--- Stated problem ---
Copy the listing below word for word. Start at its first line and stop after the line that contains "- footer-source-text: World".

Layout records
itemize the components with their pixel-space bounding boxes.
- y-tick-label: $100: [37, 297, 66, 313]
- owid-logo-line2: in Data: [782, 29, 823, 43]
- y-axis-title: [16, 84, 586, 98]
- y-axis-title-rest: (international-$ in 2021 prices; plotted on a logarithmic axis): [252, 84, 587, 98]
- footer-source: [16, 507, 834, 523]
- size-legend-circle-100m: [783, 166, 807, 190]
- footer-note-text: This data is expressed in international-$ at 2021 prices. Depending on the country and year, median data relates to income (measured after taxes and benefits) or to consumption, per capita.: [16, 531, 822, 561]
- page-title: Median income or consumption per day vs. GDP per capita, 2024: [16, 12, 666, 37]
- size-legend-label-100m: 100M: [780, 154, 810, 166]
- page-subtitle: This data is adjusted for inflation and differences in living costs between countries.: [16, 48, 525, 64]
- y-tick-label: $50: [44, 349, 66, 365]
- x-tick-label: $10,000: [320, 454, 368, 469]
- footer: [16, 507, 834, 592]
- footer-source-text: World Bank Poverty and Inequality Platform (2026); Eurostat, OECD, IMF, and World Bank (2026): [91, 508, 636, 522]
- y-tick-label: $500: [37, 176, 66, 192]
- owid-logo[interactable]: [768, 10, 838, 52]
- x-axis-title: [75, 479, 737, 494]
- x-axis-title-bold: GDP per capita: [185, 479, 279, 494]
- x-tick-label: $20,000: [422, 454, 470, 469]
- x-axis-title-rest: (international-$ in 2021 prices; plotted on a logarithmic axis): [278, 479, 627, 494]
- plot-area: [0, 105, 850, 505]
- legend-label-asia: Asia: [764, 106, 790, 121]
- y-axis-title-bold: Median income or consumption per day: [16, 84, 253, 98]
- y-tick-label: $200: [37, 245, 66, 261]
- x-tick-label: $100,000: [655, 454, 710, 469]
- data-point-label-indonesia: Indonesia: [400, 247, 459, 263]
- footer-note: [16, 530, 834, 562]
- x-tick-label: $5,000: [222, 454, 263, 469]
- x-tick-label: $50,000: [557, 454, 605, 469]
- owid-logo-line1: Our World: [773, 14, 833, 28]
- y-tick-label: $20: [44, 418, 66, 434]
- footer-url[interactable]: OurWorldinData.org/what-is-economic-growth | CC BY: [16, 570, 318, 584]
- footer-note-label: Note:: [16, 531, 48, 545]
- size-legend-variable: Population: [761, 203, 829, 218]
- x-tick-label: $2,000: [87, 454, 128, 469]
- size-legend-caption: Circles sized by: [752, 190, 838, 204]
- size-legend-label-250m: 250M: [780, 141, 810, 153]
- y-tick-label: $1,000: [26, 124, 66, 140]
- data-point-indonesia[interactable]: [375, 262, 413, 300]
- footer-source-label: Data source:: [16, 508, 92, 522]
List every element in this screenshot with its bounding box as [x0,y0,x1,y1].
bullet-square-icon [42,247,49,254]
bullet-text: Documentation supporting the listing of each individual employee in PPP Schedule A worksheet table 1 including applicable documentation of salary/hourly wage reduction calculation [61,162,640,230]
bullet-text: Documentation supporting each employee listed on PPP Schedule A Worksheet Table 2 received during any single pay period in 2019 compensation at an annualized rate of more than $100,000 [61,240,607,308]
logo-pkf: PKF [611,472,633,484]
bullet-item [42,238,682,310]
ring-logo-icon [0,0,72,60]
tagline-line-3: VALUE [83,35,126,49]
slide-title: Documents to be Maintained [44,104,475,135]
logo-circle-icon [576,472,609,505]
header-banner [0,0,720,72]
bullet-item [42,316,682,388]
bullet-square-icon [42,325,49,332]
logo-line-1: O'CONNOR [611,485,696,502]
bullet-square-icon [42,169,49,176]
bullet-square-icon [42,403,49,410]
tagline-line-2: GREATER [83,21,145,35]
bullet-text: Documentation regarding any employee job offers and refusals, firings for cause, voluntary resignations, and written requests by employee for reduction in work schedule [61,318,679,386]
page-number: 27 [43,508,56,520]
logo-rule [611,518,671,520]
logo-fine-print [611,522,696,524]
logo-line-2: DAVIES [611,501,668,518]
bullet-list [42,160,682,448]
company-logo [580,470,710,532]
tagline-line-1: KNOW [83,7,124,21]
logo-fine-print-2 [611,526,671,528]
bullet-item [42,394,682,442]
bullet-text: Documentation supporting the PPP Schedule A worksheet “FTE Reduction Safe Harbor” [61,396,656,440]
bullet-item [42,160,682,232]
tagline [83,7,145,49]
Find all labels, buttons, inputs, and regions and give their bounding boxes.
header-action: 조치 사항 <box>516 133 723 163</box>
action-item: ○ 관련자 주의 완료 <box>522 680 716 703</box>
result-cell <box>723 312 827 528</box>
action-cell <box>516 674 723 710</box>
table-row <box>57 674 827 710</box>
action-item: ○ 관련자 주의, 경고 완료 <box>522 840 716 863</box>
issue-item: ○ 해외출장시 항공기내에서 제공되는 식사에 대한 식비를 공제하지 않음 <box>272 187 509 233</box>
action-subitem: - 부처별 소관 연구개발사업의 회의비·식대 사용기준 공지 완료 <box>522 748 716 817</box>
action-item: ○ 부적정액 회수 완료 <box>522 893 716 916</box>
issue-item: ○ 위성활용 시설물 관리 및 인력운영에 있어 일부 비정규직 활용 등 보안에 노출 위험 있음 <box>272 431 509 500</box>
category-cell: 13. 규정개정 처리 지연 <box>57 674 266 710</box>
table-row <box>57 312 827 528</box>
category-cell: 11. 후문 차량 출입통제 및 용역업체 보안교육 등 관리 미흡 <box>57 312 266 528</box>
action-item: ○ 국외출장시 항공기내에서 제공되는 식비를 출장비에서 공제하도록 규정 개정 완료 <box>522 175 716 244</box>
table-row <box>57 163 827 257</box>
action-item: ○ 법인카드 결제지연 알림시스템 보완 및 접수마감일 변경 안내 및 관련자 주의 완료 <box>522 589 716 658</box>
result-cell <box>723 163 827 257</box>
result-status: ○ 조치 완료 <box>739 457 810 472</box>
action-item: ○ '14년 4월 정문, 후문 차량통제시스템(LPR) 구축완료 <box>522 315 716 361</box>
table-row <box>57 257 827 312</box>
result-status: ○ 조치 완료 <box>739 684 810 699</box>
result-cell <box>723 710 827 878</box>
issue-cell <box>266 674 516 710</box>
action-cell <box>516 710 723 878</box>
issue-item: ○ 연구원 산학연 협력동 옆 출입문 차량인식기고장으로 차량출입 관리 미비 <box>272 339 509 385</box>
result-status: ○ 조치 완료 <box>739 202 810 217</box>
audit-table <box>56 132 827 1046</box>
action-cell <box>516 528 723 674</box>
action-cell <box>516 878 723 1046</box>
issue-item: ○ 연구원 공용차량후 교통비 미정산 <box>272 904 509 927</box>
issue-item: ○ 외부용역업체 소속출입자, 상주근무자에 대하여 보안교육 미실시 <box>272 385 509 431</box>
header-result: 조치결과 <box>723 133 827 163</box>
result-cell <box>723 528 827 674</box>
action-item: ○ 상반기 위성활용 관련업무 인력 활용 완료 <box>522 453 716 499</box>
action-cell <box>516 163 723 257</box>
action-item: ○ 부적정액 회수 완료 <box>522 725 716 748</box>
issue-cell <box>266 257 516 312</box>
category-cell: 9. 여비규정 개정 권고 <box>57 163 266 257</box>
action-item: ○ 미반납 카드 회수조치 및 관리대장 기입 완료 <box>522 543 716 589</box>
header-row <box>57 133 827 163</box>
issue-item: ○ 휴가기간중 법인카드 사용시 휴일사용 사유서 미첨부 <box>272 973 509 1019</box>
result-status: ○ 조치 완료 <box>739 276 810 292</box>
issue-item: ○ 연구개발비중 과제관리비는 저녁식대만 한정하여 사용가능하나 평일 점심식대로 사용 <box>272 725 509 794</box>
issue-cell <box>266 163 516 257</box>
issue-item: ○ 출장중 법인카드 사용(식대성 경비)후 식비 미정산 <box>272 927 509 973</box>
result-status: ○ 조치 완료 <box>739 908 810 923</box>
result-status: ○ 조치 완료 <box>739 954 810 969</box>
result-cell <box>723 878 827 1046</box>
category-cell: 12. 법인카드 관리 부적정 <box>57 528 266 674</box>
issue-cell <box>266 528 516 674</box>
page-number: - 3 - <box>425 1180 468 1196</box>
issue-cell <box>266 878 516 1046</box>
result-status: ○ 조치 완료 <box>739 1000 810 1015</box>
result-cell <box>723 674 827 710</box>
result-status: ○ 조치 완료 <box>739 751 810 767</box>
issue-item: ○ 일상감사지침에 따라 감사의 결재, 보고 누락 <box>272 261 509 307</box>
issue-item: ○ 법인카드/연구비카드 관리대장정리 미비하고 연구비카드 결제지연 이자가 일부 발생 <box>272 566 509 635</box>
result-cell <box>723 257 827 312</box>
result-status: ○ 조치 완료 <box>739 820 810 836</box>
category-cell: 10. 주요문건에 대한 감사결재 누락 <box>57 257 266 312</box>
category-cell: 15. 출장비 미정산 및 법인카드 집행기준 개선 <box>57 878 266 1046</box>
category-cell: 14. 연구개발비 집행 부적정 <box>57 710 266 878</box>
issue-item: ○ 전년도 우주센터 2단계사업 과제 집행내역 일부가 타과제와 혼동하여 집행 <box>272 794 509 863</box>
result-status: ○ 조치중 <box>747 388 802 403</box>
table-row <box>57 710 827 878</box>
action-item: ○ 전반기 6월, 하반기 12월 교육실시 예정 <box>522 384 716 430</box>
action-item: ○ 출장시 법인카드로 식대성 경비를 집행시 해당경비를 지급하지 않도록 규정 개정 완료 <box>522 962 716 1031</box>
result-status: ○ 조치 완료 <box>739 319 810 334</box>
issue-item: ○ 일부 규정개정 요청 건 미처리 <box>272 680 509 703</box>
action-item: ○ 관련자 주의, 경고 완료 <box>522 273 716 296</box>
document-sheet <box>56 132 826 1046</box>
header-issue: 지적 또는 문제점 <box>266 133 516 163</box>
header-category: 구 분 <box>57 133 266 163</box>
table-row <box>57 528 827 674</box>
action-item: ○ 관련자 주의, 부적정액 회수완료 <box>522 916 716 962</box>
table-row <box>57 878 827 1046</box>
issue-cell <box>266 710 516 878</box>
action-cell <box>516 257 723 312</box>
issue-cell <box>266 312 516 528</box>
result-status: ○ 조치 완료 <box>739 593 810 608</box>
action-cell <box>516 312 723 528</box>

--- Reply ---
itemize the components with their pixel-space bounding boxes.
- y-tick-label: $100: [37, 297, 66, 313]
- owid-logo-line2: in Data: [782, 29, 823, 43]
- y-axis-title: [16, 84, 586, 98]
- y-axis-title-rest: (international-$ in 2021 prices; plotted on a logarithmic axis): [252, 84, 587, 98]
- footer-source: [16, 507, 834, 523]
- size-legend-circle-100m: [783, 166, 807, 190]
- footer-note-text: This data is expressed in international-$ at 2021 prices. Depending on the country and year, median data relates to income (measured after taxes and benefits) or to consumption, per capita.: [16, 531, 822, 561]
- page-title: Median income or consumption per day vs. GDP per capita, 2024: [16, 12, 666, 37]
- size-legend-label-100m: 100M: [780, 154, 810, 166]
- page-subtitle: This data is adjusted for inflation and differences in living costs between countries.: [16, 48, 525, 64]
- y-tick-label: $50: [44, 349, 66, 365]
- x-tick-label: $10,000: [320, 454, 368, 469]
- footer: [16, 507, 834, 592]
- footer-source-text: World Bank Poverty and Inequality Platform (2026); Eurostat, OECD, IMF, and World Bank (2026): [91, 508, 636, 522]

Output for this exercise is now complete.